#### [WHAT IS BEING ASKED]
Reproduce all entries precisely, down to the last character.

-=-=-=-=-

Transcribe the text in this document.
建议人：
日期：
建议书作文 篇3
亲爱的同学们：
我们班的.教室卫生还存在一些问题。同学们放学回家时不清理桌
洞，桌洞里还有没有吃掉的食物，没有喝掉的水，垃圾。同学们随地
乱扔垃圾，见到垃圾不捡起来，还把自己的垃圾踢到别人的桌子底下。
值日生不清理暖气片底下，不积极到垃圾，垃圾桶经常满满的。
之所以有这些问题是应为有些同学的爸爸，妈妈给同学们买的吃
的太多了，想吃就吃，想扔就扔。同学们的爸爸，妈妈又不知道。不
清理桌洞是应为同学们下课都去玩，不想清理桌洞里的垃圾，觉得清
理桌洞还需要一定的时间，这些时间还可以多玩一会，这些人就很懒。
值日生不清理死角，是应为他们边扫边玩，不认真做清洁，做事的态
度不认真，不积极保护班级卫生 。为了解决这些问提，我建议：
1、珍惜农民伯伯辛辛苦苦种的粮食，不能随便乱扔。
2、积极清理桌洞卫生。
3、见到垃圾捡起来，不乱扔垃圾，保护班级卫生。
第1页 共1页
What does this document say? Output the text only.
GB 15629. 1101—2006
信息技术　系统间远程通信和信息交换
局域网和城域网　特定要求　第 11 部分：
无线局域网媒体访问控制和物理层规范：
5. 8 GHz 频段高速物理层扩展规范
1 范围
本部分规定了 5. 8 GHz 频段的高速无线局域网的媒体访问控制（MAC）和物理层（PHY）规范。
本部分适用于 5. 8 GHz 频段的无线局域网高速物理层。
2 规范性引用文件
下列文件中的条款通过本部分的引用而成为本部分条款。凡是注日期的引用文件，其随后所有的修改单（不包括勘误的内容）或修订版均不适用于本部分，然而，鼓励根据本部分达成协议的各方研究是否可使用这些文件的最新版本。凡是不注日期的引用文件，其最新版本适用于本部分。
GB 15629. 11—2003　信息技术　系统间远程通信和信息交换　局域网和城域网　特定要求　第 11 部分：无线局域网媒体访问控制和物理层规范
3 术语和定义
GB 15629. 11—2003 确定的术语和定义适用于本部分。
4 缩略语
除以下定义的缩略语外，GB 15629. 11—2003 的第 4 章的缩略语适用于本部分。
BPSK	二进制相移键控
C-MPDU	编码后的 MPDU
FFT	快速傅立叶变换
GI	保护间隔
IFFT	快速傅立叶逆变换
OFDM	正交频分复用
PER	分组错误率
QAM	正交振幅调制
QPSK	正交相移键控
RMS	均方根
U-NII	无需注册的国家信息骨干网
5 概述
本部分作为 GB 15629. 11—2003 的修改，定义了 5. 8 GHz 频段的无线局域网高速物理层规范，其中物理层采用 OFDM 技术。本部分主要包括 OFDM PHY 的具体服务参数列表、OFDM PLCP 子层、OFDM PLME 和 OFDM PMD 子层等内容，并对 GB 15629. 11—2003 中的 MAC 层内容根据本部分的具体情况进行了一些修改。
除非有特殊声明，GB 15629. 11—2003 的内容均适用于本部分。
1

-=-=-=-=-

#### [IN RESPONSE]
Transcribe the text in this document.
建议人：
日期：
建议书作文 篇3
亲爱的同学们：
我们班的.教室卫生还存在一些问题。同学们放学回家时不清理桌
洞，桌洞里还有没有吃掉的食物，没有喝掉的水，垃圾。同学们随地
乱扔垃圾，见到垃圾不捡起来，还把自己的垃圾踢到别人的桌子底下。
值日生不清理暖气片底下，不积极到垃圾，垃圾桶经常满满的。
之所以有这些问题是应为有些同学的爸爸，妈妈给同学们买的吃
的太多了，想吃就吃，想扔就扔。同学们的爸爸，妈妈又不知道。不
清理桌洞是应为同学们下课都去玩，不想清理桌洞里的垃圾，觉得清
理桌洞还需要一定的时间，这些时间还可以多玩一会，这些人就很懒。
值日生不清理死角，是应为他们边扫边玩，不认真做清洁，做事的态
度不认真，不积极保护班级卫生 。为了解决这些问提，我建议：
1、珍惜农民伯伯辛辛苦苦种的粮食，不能随便乱扔。
2、积极清理桌洞卫生。
3、见到垃圾捡起来，不乱扔垃圾，保护班级卫生。
第1页 共1页
What does this document say? Output the text only.
GB 15629. 1101—2006
信息技术　系统间远程通信和信息交换
局域网和城域网　特定要求　第 11 部分：
无线局域网媒体访问控制和物理层规范：
5. 8 GHz 频段高速物理层扩展规范
1 范围
本部分规定了 5. 8 GHz 频段的高速无线局域网的媒体访问控制（MAC）和物理层（PHY）规范。
本部分适用于 5. 8 GHz 频段的无线局域网高速物理层。
2 规范性引用文件
下列文件中的条款通过本部分的引用而成为本部分条款。凡是注日期的引用文件，其随后所有的修改单（不包括勘误的内容）或修订版均不适用于本部分，然而，鼓励根据本部分达成协议的各方研究是否可使用这些文件的最新版本。凡是不注日期的引用文件，其最新版本适用于本部分。
GB 15629. 11—2003　信息技术　系统间远程通信和信息交换　局域网和城域网　特定要求　第 11 部分：无线局域网媒体访问控制和物理层规范
3 术语和定义
GB 15629. 11—2003 确定的术语和定义适用于本部分。
4 缩略语
除以下定义的缩略语外，GB 15629. 11—2003 的第 4 章的缩略语适用于本部分。
BPSK	二进制相移键控
C-MPDU	编码后的 MPDU
FFT	快速傅立叶变换
GI	保护间隔
IFFT	快速傅立叶逆变换
OFDM	正交频分复用
PER	分组错误率
QAM	正交振幅调制
QPSK	正交相移键控
RMS	均方根
U-NII	无需注册的国家信息骨干网
5 概述
本部分作为 GB 15629. 11—2003 的修改，定义了 5. 8 GHz 频段的无线局域网高速物理层规范，其中物理层采用 OFDM 技术。本部分主要包括 OFDM PHY 的具体服务参数列表、OFDM PLCP 子层、OFDM PLME 和 OFDM PMD 子层等内容，并对 GB 15629. 11—2003 中的 MAC 层内容根据本部分的具体情况进行了一些修改。
除非有特殊声明，GB 15629. 11—2003 的内容均适用于本部分。
1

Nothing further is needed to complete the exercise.